[READING PASSAGE]
_ _ _ _

# Feature Selection

#### Feature Selection

The purpose of this notebook is to reduce the number of features in our model. We use scikit [recursive feature elimination](https://scikit-learn.org/stable/modules/generated/sklearn.feature_selection.RFE.html) to determine which combination of our top 24 features (found in `features.py`) should be used for development.

#### Environment setup

This notebook should run against our general-purpose `eda` environment.

In [None]:
import pandas as pd
from sklearn.linear_model import LogisticRegression
from sklearn.feature_selection import RFE
from sklearn.pipeline import Pipeline
from sklearn.preprocessing import StandardScaler
from optbinning.scorecard import plot_auc_roc, plot_cap, plot_ks
from sklearn.preprocessing import MinMaxScaler
from sklearn.cluster import KMeans
from optbinning import BinningProcess

pd.options.display.max_columns = None



## 1. Get the data

Let's take a look at our raw data.

_ _ _ _

[DATA ROWS]
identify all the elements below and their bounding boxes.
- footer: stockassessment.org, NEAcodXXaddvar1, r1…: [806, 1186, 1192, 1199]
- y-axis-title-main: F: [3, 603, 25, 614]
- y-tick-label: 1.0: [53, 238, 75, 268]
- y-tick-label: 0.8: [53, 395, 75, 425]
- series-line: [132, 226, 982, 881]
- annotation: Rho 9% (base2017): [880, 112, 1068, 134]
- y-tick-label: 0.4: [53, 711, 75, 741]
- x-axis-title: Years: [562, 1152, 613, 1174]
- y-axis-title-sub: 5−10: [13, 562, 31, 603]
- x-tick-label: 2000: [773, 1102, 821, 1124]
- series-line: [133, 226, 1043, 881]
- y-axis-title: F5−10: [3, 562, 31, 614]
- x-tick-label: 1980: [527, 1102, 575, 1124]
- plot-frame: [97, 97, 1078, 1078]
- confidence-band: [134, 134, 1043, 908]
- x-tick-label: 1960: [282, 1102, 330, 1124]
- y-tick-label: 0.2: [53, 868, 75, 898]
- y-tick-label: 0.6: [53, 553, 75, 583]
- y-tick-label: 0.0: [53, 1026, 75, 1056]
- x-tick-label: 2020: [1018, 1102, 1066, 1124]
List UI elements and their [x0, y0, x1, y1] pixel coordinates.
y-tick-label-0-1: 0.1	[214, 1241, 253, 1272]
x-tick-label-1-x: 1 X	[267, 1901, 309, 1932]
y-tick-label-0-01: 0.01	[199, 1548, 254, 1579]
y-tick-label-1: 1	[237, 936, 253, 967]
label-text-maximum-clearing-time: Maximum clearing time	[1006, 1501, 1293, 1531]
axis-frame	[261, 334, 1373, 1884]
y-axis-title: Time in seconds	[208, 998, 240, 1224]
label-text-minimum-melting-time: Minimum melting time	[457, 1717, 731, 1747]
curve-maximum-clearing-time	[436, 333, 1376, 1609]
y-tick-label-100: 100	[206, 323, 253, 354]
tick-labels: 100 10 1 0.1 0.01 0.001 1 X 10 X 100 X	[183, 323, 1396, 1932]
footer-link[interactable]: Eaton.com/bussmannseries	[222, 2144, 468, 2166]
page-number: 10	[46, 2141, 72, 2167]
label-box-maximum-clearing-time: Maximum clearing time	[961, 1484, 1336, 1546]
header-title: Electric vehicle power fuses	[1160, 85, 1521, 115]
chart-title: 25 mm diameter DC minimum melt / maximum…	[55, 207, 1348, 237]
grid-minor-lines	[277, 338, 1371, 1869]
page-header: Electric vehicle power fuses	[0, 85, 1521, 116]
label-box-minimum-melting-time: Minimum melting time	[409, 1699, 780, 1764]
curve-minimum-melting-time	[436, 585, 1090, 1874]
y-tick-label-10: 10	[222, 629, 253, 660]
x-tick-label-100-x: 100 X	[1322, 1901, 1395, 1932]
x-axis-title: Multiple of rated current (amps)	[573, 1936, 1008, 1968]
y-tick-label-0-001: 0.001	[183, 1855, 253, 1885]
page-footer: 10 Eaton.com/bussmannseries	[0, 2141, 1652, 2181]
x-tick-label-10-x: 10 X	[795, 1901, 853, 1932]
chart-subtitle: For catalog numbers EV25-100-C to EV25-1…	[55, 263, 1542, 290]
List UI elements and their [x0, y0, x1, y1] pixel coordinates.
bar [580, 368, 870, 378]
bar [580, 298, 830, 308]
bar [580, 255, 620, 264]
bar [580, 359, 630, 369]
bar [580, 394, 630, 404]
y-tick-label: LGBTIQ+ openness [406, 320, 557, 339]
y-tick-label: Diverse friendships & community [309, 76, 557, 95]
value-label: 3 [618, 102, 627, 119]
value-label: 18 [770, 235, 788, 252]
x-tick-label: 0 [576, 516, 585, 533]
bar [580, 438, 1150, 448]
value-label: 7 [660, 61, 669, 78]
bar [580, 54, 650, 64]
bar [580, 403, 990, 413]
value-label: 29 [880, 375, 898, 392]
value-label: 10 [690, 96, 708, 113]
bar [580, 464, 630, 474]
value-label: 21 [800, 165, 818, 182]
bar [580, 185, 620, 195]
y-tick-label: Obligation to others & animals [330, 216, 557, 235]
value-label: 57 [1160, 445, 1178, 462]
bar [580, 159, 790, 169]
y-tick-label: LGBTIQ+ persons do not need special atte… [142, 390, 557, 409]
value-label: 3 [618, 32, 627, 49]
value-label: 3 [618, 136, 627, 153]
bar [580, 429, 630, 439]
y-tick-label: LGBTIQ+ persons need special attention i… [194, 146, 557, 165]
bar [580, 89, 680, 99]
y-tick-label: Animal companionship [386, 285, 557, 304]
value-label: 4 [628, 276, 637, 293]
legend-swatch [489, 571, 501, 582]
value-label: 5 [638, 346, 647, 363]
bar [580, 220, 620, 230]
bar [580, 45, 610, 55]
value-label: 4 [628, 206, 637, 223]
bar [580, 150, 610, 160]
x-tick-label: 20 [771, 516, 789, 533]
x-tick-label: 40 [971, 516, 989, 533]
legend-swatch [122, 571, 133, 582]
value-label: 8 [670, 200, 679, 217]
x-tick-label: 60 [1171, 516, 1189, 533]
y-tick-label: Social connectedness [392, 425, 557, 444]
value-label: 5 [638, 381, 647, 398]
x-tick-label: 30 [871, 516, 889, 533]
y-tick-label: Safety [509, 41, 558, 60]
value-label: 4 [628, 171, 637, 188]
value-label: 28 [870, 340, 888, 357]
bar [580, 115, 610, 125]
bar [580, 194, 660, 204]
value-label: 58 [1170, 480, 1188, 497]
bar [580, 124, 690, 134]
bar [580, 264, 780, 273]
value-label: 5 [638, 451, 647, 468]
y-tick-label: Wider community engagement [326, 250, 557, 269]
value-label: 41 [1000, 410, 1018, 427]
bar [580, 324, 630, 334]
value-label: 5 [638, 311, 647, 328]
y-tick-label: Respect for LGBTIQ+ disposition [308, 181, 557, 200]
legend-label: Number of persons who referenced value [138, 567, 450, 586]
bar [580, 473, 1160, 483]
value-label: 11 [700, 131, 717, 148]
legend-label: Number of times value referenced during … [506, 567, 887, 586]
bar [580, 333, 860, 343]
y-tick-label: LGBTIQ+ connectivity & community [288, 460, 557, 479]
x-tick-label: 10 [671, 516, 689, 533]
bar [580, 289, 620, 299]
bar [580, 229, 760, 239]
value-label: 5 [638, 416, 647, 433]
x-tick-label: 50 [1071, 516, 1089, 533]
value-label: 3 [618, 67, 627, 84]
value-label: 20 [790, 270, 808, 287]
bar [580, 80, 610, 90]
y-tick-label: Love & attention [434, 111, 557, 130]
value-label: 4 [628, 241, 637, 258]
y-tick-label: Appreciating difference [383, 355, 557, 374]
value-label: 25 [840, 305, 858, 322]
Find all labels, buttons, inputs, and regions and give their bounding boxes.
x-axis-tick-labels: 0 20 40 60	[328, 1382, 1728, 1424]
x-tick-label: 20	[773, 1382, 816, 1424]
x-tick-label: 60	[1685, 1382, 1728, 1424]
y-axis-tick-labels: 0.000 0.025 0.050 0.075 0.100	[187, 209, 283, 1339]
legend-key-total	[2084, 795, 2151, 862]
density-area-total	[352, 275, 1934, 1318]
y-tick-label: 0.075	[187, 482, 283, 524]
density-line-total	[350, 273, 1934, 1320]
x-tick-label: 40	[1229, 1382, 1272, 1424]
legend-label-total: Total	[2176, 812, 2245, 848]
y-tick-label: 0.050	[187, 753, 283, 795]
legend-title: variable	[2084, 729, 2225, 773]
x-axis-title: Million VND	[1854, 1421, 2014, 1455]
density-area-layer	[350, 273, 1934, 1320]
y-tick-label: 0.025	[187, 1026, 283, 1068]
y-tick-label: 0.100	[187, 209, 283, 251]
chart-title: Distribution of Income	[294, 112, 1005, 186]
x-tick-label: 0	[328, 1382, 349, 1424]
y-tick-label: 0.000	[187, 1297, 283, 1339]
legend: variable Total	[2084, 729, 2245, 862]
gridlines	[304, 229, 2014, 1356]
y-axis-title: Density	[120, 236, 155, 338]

_ _ _ _

[EXERCISE INSTRUCTIONS]
A. In the feature selection notebook, which environment is the notebook meant to run against?
B. Reproduce the passage of the feature selection notebook starting with "#### Feature Selection" and going on through "used for development.".

[TASK ANSWERS]
A. The general-purpose `eda` environment.

B.
#### Feature Selection

The purpose of this notebook is to reduce the number of features in our model. We use scikit [recursive feature elimination](https://scikit-learn.org/stable/modules/generated/sklearn.feature_selection.RFE.html) to determine which combination of our top 24 features (found in `features.py`) should be used for development.